**Data to process**
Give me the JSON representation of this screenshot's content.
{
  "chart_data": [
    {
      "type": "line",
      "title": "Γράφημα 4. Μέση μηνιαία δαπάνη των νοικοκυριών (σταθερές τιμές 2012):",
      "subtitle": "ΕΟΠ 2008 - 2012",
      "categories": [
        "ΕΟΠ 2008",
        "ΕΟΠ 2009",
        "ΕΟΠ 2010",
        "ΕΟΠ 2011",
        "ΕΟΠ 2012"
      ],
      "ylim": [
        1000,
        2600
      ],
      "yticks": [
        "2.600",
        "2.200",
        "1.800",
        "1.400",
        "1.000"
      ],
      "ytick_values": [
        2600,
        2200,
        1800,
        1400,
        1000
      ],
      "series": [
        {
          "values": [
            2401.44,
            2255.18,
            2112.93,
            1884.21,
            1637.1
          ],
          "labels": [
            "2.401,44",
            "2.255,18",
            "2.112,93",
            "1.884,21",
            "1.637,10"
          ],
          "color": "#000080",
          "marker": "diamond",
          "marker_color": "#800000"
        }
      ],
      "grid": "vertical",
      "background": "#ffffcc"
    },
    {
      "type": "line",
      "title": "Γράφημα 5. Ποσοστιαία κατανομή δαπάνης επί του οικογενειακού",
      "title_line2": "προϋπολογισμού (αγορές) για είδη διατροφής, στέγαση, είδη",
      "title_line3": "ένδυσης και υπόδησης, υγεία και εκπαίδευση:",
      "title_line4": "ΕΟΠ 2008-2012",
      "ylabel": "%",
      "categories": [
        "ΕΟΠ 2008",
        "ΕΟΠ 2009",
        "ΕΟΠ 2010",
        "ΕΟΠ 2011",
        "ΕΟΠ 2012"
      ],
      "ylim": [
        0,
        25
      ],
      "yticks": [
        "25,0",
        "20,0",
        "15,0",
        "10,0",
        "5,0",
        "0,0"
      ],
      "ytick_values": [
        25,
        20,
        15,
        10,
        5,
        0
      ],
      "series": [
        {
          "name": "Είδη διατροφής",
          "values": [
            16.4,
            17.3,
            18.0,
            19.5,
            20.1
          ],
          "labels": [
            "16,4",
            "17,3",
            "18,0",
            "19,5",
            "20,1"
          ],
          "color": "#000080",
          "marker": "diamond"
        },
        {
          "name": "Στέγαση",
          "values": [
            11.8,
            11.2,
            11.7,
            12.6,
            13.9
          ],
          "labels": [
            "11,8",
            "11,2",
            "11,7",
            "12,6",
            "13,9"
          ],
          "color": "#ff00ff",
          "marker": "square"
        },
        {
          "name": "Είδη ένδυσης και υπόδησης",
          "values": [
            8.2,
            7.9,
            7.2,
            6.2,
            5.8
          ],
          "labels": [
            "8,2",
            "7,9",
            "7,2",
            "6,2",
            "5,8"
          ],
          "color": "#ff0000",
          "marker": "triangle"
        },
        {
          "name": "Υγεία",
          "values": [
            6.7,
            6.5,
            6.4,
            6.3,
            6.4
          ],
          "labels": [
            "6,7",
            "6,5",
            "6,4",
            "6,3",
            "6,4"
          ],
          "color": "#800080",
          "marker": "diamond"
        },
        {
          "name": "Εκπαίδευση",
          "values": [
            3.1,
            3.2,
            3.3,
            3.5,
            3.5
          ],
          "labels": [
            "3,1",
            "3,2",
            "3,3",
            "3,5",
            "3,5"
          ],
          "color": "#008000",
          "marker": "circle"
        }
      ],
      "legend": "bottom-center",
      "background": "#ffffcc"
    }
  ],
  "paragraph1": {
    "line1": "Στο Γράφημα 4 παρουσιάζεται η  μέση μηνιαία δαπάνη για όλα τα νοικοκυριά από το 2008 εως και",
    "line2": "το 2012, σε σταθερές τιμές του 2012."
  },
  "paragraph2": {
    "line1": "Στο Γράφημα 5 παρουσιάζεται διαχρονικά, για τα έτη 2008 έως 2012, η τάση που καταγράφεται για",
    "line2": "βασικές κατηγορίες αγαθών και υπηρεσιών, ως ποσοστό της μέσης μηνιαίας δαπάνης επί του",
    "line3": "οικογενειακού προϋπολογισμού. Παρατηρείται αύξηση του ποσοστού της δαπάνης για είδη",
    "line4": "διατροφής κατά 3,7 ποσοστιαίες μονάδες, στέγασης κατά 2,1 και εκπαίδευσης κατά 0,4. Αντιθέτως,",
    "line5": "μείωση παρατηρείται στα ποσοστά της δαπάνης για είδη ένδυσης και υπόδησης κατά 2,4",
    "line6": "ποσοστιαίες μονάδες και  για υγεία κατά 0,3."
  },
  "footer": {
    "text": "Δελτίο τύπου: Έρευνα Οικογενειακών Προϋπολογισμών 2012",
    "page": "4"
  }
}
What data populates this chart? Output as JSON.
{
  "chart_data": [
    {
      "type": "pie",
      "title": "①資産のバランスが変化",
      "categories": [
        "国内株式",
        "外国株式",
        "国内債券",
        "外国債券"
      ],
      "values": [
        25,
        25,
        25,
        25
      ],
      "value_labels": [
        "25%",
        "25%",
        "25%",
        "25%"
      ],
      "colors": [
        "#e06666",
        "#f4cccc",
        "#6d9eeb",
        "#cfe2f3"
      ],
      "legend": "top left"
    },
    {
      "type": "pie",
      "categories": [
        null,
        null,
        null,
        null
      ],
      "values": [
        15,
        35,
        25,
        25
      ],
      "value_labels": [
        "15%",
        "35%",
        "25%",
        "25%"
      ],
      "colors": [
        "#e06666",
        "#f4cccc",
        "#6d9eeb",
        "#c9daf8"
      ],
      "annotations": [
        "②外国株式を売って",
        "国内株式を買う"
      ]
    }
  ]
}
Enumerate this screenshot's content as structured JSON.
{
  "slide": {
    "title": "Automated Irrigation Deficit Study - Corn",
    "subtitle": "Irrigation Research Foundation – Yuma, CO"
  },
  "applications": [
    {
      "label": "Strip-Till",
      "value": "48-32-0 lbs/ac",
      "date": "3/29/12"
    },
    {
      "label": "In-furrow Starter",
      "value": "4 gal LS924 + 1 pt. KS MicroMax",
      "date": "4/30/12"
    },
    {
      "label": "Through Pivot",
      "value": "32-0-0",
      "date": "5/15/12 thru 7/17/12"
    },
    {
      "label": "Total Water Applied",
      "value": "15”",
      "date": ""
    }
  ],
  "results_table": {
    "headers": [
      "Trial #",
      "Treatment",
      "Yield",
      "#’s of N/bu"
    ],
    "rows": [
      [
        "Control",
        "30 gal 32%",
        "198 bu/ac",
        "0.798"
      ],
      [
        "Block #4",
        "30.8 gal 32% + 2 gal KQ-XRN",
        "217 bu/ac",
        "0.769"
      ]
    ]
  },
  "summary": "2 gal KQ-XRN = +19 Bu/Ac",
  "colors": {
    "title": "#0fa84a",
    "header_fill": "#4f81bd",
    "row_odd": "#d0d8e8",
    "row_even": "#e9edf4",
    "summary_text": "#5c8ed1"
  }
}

**Set task**
Reproduce every record above exactly as it appears.

**Written solution**
Give me the JSON representation of this screenshot's content.
{
  "chart_data": [
    {
      "type": "line",
      "title": "Γράφημα 4. Μέση μηνιαία δαπάνη των νοικοκυριών (σταθερές τιμές 2012):",
      "subtitle": "ΕΟΠ 2008 - 2012",
      "categories": [
        "ΕΟΠ 2008",
        "ΕΟΠ 2009",
        "ΕΟΠ 2010",
        "ΕΟΠ 2011",
        "ΕΟΠ 2012"
      ],
      "ylim": [
        1000,
        2600
      ],
      "yticks": [
        "2.600",
        "2.200",
        "1.800",
        "1.400",
        "1.000"
      ],
      "ytick_values": [
        2600,
        2200,
        1800,
        1400,
        1000
      ],
      "series": [
        {
          "values": [
            2401.44,
            2255.18,
            2112.93,
            1884.21,
            1637.1
          ],
          "labels": [
            "2.401,44",
            "2.255,18",
            "2.112,93",
            "1.884,21",
            "1.637,10"
          ],
          "color": "#000080",
          "marker": "diamond",
          "marker_color": "#800000"
        }
      ],
      "grid": "vertical",
      "background": "#ffffcc"
    },
    {
      "type": "line",
      "title": "Γράφημα 5. Ποσοστιαία κατανομή δαπάνης επί του οικογενειακού",
      "title_line2": "προϋπολογισμού (αγορές) για είδη διατροφής, στέγαση, είδη",
      "title_line3": "ένδυσης και υπόδησης, υγεία και εκπαίδευση:",
      "title_line4": "ΕΟΠ 2008-2012",
      "ylabel": "%",
      "categories": [
        "ΕΟΠ 2008",
        "ΕΟΠ 2009",
        "ΕΟΠ 2010",
        "ΕΟΠ 2011",
        "ΕΟΠ 2012"
      ],
      "ylim": [
        0,
        25
      ],
      "yticks": [
        "25,0",
        "20,0",
        "15,0",
        "10,0",
        "5,0",
        "0,0"
      ],
      "ytick_values": [
        25,
        20,
        15,
        10,
        5,
        0
      ],
      "series": [
        {
          "name": "Είδη διατροφής",
          "values": [
            16.4,
            17.3,
            18.0,
            19.5,
            20.1
          ],
          "labels": [
            "16,4",
            "17,3",
            "18,0",
            "19,5",
            "20,1"
          ],
          "color": "#000080",
          "marker": "diamond"
        },
        {
          "name": "Στέγαση",
          "values": [
            11.8,
            11.2,
            11.7,
            12.6,
            13.9
          ],
          "labels": [
            "11,8",
            "11,2",
            "11,7",
            "12,6",
            "13,9"
          ],
          "color": "#ff00ff",
          "marker": "square"
        },
        {
          "name": "Είδη ένδυσης και υπόδησης",
          "values": [
            8.2,
            7.9,
            7.2,
            6.2,
            5.8
          ],
          "labels": [
            "8,2",
            "7,9",
            "7,2",
            "6,2",
            "5,8"
          ],
          "color": "#ff0000",
          "marker": "triangle"
        },
        {
          "name": "Υγεία",
          "values": [
            6.7,
            6.5,
            6.4,
            6.3,
            6.4
          ],
          "labels": [
            "6,7",
            "6,5",
            "6,4",
            "6,3",
            "6,4"
          ],
          "color": "#800080",
          "marker": "diamond"
        },
        {
          "name": "Εκπαίδευση",
          "values": [
            3.1,
            3.2,
            3.3,
            3.5,
            3.5
          ],
          "labels": [
            "3,1",
            "3,2",
            "3,3",
            "3,5",
            "3,5"
          ],
          "color": "#008000",
          "marker": "circle"
        }
      ],
      "legend": "bottom-center",
      "background": "#ffffcc"
    }
  ],
  "paragraph1": {
    "line1": "Στο Γράφημα 4 παρουσιάζεται η  μέση μηνιαία δαπάνη για όλα τα νοικοκυριά από το 2008 εως και",
    "line2": "το 2012, σε σταθερές τιμές του 2012."
  },
  "paragraph2": {
    "line1": "Στο Γράφημα 5 παρουσιάζεται διαχρονικά, για τα έτη 2008 έως 2012, η τάση που καταγράφεται για",
    "line2": "βασικές κατηγορίες αγαθών και υπηρεσιών, ως ποσοστό της μέσης μηνιαίας δαπάνης επί του",
    "line3": "οικογενειακού προϋπολογισμού. Παρατηρείται αύξηση του ποσοστού της δαπάνης για είδη",
    "line4": "διατροφής κατά 3,7 ποσοστιαίες μονάδες, στέγασης κατά 2,1 και εκπαίδευσης κατά 0,4. Αντιθέτως,",
    "line5": "μείωση παρατηρείται στα ποσοστά της δαπάνης για είδη ένδυσης και υπόδησης κατά 2,4",
    "line6": "ποσοστιαίες μονάδες και  για υγεία κατά 0,3."
  },
  "footer": {
    "text": "Δελτίο τύπου: Έρευνα Οικογενειακών Προϋπολογισμών 2012",
    "page": "4"
  }
}
What data populates this chart? Output as JSON.
{
  "chart_data": [
    {
      "type": "pie",
      "title": "①資産のバランスが変化",
      "categories": [
        "国内株式",
        "外国株式",
        "国内債券",
        "外国債券"
      ],
      "values": [
        25,
        25,
        25,
        25
      ],
      "value_labels": [
        "25%",
        "25%",
        "25%",
        "25%"
      ],
      "colors": [
        "#e06666",
        "#f4cccc",
        "#6d9eeb",
        "#cfe2f3"
      ],
      "legend": "top left"
    },
    {
      "type": "pie",
      "categories": [
        null,
        null,
        null,
        null
      ],
      "values": [
        15,
        35,
        25,
        25
      ],
      "value_labels": [
        "15%",
        "35%",
        "25%",
        "25%"
      ],
      "colors": [
        "#e06666",
        "#f4cccc",
        "#6d9eeb",
        "#c9daf8"
      ],
      "annotations": [
        "②外国株式を売って",
        "国内株式を買う"
      ]
    }
  ]
}
Enumerate this screenshot's content as structured JSON.
{
  "slide": {
    "title": "Automated Irrigation Deficit Study - Corn",
    "subtitle": "Irrigation Research Foundation – Yuma, CO"
  },
  "applications": [
    {
      "label": "Strip-Till",
      "value": "48-32-0 lbs/ac",
      "date": "3/29/12"
    },
    {
      "label": "In-furrow Starter",
      "value": "4 gal LS924 + 1 pt. KS MicroMax",
      "date": "4/30/12"
    },
    {
      "label": "Through Pivot",
      "value": "32-0-0",
      "date": "5/15/12 thru 7/17/12"
    },
    {
      "label": "Total Water Applied",
      "value": "15”",
      "date": ""
    }
  ],
  "results_table": {
    "headers": [
      "Trial #",
      "Treatment",
      "Yield",
      "#’s of N/bu"
    ],
    "rows": [
      [
        "Control",
        "30 gal 32%",
        "198 bu/ac",
        "0.798"
      ],
      [
        "Block #4",
        "30.8 gal 32% + 2 gal KQ-XRN",
        "217 bu/ac",
        "0.769"
      ]
    ]
  },
  "summary": "2 gal KQ-XRN = +19 Bu/Ac",
  "colors": {
    "title": "#0fa84a",
    "header_fill": "#4f81bd",
    "row_odd": "#d0d8e8",
    "row_even": "#e9edf4",
    "summary_text": "#5c8ed1"
  }
}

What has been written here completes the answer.